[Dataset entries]
########
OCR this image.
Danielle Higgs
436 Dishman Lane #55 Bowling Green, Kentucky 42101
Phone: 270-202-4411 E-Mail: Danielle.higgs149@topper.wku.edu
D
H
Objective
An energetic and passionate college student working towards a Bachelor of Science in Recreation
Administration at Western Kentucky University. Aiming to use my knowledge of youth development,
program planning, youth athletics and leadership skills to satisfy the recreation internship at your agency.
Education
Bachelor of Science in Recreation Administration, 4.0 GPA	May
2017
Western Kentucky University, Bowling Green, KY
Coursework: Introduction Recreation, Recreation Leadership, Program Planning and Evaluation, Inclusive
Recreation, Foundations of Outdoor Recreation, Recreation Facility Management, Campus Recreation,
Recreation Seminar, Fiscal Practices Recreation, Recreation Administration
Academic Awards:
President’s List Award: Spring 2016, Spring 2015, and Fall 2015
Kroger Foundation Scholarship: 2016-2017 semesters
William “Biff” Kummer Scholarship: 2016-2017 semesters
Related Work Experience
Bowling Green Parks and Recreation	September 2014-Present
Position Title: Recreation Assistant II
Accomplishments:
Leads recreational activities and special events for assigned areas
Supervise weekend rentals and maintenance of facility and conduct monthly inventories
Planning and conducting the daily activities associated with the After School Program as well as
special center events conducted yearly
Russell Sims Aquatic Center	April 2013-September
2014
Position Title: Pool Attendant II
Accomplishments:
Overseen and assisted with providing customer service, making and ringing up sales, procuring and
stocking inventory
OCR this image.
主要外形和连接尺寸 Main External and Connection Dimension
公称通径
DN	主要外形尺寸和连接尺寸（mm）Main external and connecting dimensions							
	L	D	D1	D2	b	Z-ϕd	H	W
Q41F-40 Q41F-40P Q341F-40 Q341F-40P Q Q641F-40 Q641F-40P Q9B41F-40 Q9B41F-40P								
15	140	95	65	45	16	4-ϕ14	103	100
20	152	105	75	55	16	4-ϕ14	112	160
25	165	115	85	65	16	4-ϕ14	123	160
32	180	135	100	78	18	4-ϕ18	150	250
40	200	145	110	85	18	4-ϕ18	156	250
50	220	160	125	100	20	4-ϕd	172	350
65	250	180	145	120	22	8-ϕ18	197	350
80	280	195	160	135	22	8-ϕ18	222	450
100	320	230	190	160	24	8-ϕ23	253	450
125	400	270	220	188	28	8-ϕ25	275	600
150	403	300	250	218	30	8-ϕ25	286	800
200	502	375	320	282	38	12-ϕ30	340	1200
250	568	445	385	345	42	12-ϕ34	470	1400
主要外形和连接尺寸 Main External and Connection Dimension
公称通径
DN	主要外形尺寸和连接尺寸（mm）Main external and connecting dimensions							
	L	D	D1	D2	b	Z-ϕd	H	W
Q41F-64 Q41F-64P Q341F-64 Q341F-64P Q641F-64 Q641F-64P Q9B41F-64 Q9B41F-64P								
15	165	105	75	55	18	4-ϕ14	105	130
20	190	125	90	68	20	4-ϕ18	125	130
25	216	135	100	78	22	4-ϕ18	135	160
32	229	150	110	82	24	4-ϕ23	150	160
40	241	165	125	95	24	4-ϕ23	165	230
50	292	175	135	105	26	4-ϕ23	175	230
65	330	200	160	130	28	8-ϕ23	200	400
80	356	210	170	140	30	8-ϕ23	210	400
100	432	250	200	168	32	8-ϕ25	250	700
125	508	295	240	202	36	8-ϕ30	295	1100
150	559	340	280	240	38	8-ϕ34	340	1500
########
_WHAT THE TASK ASKS_. Copy all the lines above that hold the string "Bowling".

_SOLUTION TO THE EXERCISE_.
436 Dishman Lane #55 Bowling Green, Kentucky 42101
Western Kentucky University, Bowling Green, KY
Bowling Green Parks and Recreation	September 2014-Present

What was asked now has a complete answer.